**JOB**
Repeat all the records exactly, omitting pictures.

**LISTED RECORDS**
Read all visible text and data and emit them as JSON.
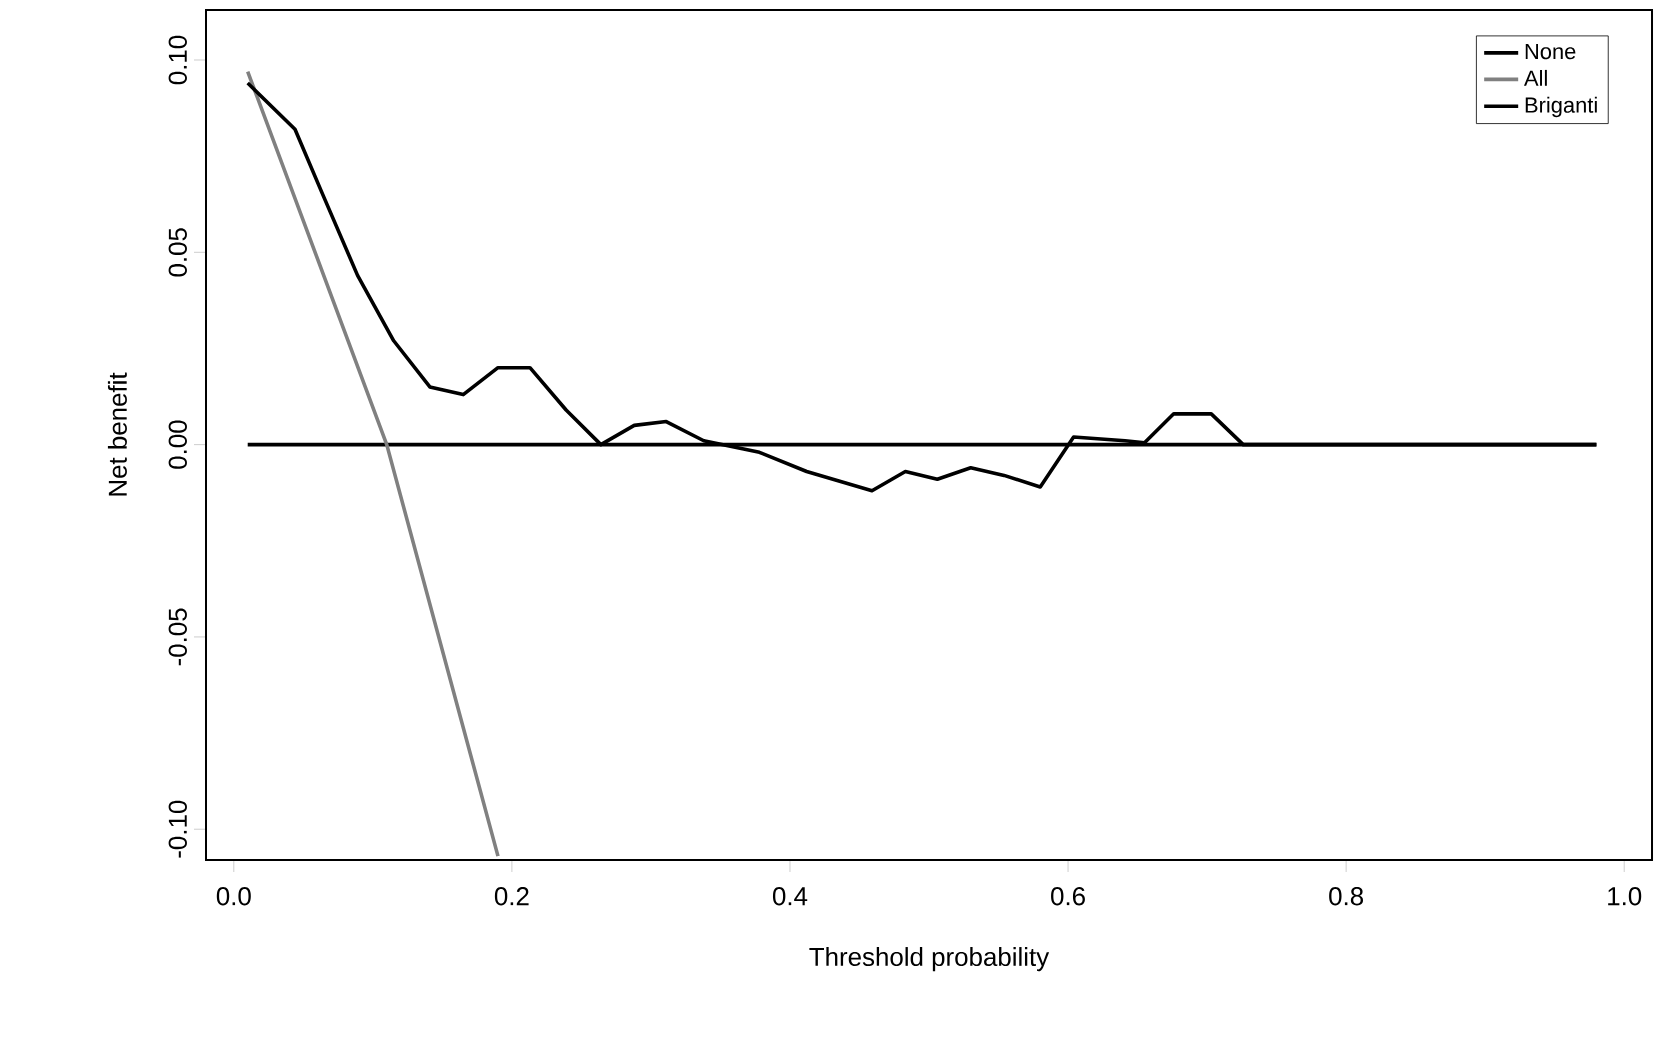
{
  "chart_data": {
    "type": "line",
    "xlabel": "Threshold probability",
    "ylabel": "Net benefit",
    "xlim": [
      -0.02,
      1.02
    ],
    "ylim": [
      -0.108,
      0.113
    ],
    "xticks": [
      {
        "value": 0,
        "label": "0.0"
      },
      {
        "value": 0.2,
        "label": "0.2"
      },
      {
        "value": 0.4,
        "label": "0.4"
      },
      {
        "value": 0.6,
        "label": "0.6"
      },
      {
        "value": 0.8,
        "label": "0.8"
      },
      {
        "value": 1,
        "label": "1.0"
      }
    ],
    "yticks": [
      {
        "value": -0.1,
        "label": "-0.10"
      },
      {
        "value": -0.05,
        "label": "-0.05"
      },
      {
        "value": 0,
        "label": "0.00"
      },
      {
        "value": 0.05,
        "label": "0.05"
      },
      {
        "value": 0.1,
        "label": "0.10"
      }
    ],
    "legend": "top right",
    "grid": false,
    "marker": "none",
    "line_style": "solid",
    "series": [
      {
        "name": "None",
        "color": "#000000",
        "x": [
          0.01,
          0.98
        ],
        "values": [
          0,
          0
        ]
      },
      {
        "name": "All",
        "color": "#808080",
        "x": [
          0.01,
          0.11,
          0.19
        ],
        "values": [
          0.097,
          0.0,
          -0.107
        ]
      },
      {
        "name": "Briganti",
        "color": "#000000",
        "x": [
          0.01,
          0.044,
          0.064,
          0.089,
          0.115,
          0.141,
          0.165,
          0.19,
          0.213,
          0.239,
          0.264,
          0.288,
          0.311,
          0.338,
          0.378,
          0.412,
          0.459,
          0.483,
          0.506,
          0.53,
          0.554,
          0.58,
          0.604,
          0.641,
          0.655,
          0.676,
          0.703,
          0.726,
          0.98
        ],
        "values": [
          0.094,
          0.082,
          0.065,
          0.044,
          0.027,
          0.015,
          0.013,
          0.02,
          0.02,
          0.009,
          0.0,
          0.005,
          0.006,
          0.001,
          -0.002,
          -0.007,
          -0.012,
          -0.007,
          -0.009,
          -0.006,
          -0.008,
          -0.011,
          0.002,
          0.001,
          0.0005,
          0.008,
          0.008,
          0.0,
          0.0
        ]
      }
    ]
  }
}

**THE RESULT**
Read all visible text and data and emit them as JSON.
{
  "chart_data": {
    "type": "line",
    "xlabel": "Threshold probability",
    "ylabel": "Net benefit",
    "xlim": [
      -0.02,
      1.02
    ],
    "ylim": [
      -0.108,
      0.113
    ],
    "xticks": [
      {
        "value": 0,
        "label": "0.0"
      },
      {
        "value": 0.2,
        "label": "0.2"
      },
      {
        "value": 0.4,
        "label": "0.4"
      },
      {
        "value": 0.6,
        "label": "0.6"
      },
      {
        "value": 0.8,
        "label": "0.8"
      },
      {
        "value": 1,
        "label": "1.0"
      }
    ],
    "yticks": [
      {
        "value": -0.1,
        "label": "-0.10"
      },
      {
        "value": -0.05,
        "label": "-0.05"
      },
      {
        "value": 0,
        "label": "0.00"
      },
      {
        "value": 0.05,
        "label": "0.05"
      },
      {
        "value": 0.1,
        "label": "0.10"
      }
    ],
    "legend": "top right",
    "grid": false,
    "marker": "none",
    "line_style": "solid",
    "series": [
      {
        "name": "None",
        "color": "#000000",
        "x": [
          0.01,
          0.98
        ],
        "values": [
          0,
          0
        ]
      },
      {
        "name": "All",
        "color": "#808080",
        "x": [
          0.01,
          0.11,
          0.19
        ],
        "values": [
          0.097,
          0.0,
          -0.107
        ]
      },
      {
        "name": "Briganti",
        "color": "#000000",
        "x": [
          0.01,
          0.044,
          0.064,
          0.089,
          0.115,
          0.141,
          0.165,
          0.19,
          0.213,
          0.239,
          0.264,
          0.288,
          0.311,
          0.338,
          0.378,
          0.412,
          0.459,
          0.483,
          0.506,
          0.53,
          0.554,
          0.58,
          0.604,
          0.641,
          0.655,
          0.676,
          0.703,
          0.726,
          0.98
        ],
        "values": [
          0.094,
          0.082,
          0.065,
          0.044,
          0.027,
          0.015,
          0.013,
          0.02,
          0.02,
          0.009,
          0.0,
          0.005,
          0.006,
          0.001,
          -0.002,
          -0.007,
          -0.012,
          -0.007,
          -0.009,
          -0.006,
          -0.008,
          -0.011,
          0.002,
          0.001,
          0.0005,
          0.008,
          0.008,
          0.0,
          0.0
        ]
      }
    ]
  }
}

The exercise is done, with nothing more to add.